■ **Your task**
Scan the following data for lines with "central" and state how many there are, as a number only.

+++

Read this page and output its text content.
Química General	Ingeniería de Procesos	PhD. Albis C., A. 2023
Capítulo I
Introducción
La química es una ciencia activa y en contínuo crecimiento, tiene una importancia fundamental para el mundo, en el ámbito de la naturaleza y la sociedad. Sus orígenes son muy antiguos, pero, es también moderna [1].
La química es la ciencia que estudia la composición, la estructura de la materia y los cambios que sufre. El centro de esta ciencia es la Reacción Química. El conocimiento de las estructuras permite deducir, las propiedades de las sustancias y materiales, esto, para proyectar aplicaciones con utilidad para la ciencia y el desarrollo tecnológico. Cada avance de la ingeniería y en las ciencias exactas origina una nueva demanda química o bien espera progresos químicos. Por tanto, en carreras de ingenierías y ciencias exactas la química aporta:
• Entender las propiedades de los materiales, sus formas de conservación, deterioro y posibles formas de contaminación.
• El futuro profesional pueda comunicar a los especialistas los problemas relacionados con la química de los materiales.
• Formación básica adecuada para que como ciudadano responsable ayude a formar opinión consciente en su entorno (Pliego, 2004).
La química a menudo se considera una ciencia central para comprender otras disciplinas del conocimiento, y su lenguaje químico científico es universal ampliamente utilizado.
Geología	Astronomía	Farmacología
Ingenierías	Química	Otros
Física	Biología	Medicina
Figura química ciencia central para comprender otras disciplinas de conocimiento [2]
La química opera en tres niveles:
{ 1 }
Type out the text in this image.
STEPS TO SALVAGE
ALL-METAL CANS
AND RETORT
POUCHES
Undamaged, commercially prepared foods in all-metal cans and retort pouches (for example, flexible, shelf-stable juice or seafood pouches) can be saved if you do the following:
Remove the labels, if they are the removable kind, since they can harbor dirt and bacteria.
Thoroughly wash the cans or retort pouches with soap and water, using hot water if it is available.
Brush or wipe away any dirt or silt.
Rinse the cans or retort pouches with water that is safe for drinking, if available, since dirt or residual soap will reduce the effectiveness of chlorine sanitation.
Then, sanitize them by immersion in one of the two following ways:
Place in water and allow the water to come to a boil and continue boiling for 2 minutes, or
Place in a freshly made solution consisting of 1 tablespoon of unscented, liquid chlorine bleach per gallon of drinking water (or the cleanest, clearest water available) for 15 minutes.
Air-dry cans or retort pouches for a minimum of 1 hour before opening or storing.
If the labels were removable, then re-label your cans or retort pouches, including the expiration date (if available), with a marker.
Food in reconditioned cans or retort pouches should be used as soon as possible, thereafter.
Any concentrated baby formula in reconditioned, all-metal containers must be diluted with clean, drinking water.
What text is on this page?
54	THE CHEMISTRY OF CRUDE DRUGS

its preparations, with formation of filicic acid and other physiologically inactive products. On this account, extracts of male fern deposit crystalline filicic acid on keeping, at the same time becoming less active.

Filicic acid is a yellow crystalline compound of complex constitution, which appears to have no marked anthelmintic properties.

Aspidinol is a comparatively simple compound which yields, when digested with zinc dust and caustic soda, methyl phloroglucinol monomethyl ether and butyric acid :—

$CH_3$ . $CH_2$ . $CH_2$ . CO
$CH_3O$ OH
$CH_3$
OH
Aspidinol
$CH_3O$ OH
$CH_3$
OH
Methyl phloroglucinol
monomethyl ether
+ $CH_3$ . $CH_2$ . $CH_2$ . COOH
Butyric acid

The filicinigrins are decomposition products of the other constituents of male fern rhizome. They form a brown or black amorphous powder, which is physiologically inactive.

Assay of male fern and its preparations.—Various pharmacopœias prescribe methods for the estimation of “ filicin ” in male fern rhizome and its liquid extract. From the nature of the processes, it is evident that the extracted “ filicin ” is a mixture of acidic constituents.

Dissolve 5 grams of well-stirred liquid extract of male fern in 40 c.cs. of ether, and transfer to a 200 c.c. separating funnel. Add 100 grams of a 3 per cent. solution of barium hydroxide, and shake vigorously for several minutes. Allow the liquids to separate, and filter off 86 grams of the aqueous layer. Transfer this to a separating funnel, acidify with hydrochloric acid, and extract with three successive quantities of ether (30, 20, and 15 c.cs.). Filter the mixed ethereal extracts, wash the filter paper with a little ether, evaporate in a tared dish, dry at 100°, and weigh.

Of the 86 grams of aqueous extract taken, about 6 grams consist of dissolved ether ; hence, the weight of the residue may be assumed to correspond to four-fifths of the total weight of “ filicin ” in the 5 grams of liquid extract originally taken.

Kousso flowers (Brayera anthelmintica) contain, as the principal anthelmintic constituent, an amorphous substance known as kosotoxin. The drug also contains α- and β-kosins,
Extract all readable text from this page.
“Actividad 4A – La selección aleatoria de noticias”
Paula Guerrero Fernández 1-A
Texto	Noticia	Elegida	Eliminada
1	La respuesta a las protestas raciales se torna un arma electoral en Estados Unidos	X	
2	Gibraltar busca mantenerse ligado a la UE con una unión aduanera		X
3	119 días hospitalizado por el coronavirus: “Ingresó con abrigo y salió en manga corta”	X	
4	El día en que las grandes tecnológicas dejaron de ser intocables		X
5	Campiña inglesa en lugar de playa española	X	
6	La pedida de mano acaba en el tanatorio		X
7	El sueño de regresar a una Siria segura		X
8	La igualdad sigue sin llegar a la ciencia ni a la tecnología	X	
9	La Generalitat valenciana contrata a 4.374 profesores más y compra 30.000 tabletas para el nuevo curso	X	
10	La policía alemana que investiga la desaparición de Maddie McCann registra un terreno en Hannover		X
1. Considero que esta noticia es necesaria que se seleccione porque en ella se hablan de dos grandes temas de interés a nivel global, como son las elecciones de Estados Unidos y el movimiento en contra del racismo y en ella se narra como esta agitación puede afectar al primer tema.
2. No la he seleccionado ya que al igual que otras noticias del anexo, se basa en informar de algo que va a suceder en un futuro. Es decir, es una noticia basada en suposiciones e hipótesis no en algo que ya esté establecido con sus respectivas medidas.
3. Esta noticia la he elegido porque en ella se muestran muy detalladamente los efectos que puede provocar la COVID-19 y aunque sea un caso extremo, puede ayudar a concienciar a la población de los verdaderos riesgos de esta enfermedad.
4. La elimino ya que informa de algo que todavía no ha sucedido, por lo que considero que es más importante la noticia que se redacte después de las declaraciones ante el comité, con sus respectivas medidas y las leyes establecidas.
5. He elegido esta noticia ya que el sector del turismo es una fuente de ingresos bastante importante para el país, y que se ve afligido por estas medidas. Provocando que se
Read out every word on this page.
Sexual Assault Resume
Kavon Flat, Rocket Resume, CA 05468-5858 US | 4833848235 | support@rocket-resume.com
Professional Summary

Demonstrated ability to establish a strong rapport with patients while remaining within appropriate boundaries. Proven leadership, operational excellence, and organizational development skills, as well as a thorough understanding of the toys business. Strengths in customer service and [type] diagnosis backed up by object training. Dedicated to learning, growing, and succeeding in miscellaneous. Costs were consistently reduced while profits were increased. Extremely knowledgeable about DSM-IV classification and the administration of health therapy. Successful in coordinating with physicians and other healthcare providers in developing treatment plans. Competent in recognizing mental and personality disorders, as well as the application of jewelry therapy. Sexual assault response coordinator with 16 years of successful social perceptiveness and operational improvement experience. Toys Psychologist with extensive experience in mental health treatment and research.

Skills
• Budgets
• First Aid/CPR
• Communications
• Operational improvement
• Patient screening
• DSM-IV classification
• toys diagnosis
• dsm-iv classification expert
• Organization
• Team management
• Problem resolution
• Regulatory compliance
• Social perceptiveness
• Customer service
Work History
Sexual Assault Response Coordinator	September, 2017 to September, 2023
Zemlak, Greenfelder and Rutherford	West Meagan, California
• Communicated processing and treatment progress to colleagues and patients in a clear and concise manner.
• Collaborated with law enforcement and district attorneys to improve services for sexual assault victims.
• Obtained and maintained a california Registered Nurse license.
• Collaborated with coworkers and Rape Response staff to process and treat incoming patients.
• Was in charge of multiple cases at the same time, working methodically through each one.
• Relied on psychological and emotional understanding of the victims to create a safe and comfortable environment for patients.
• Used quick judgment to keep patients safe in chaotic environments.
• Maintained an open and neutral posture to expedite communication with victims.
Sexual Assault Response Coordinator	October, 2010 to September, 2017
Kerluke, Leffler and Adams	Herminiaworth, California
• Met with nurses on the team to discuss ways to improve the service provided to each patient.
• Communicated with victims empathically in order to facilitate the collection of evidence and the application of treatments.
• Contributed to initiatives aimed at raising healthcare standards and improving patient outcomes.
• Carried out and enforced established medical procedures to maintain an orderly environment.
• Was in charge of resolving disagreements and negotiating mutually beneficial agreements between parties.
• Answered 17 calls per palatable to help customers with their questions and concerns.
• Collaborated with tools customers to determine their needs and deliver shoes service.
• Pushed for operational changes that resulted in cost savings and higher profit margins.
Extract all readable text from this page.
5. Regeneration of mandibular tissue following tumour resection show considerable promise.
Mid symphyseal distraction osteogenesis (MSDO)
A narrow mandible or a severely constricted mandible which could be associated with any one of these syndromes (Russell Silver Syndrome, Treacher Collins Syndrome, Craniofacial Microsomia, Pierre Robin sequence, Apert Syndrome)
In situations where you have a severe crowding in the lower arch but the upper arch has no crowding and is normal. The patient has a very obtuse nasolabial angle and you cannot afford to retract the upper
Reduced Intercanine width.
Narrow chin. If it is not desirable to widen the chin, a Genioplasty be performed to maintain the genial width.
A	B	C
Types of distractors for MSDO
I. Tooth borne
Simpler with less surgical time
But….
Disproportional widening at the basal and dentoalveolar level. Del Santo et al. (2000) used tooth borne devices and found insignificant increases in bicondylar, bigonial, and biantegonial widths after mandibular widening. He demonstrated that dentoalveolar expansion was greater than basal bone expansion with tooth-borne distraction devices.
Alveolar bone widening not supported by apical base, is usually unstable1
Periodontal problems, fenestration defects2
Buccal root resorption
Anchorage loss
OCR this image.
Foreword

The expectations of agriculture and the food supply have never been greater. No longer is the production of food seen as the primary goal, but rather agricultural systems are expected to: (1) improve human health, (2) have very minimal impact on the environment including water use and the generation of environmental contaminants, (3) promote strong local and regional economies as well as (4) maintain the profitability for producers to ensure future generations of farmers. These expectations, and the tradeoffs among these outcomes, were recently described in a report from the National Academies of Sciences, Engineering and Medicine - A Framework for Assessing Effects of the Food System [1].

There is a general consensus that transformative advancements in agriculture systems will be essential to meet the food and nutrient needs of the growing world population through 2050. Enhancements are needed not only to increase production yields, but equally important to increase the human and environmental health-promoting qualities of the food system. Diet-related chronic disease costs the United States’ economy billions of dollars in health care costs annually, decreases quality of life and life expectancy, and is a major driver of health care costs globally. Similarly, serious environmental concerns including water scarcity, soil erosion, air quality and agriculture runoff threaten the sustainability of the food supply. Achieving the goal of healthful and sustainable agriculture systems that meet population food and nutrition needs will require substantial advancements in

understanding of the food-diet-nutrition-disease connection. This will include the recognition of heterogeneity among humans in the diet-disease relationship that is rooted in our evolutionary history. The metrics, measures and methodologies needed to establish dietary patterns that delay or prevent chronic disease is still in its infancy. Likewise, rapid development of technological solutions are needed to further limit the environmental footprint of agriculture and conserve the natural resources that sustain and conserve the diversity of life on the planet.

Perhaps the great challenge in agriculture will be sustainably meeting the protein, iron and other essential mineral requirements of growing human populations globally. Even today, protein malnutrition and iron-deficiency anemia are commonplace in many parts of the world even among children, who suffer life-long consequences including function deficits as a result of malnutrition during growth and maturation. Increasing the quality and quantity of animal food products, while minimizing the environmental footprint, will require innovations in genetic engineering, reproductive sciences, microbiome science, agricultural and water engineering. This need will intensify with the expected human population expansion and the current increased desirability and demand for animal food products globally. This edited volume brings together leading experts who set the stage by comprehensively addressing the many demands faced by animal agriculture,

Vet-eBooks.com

+++

■ **Response to this exercise**
2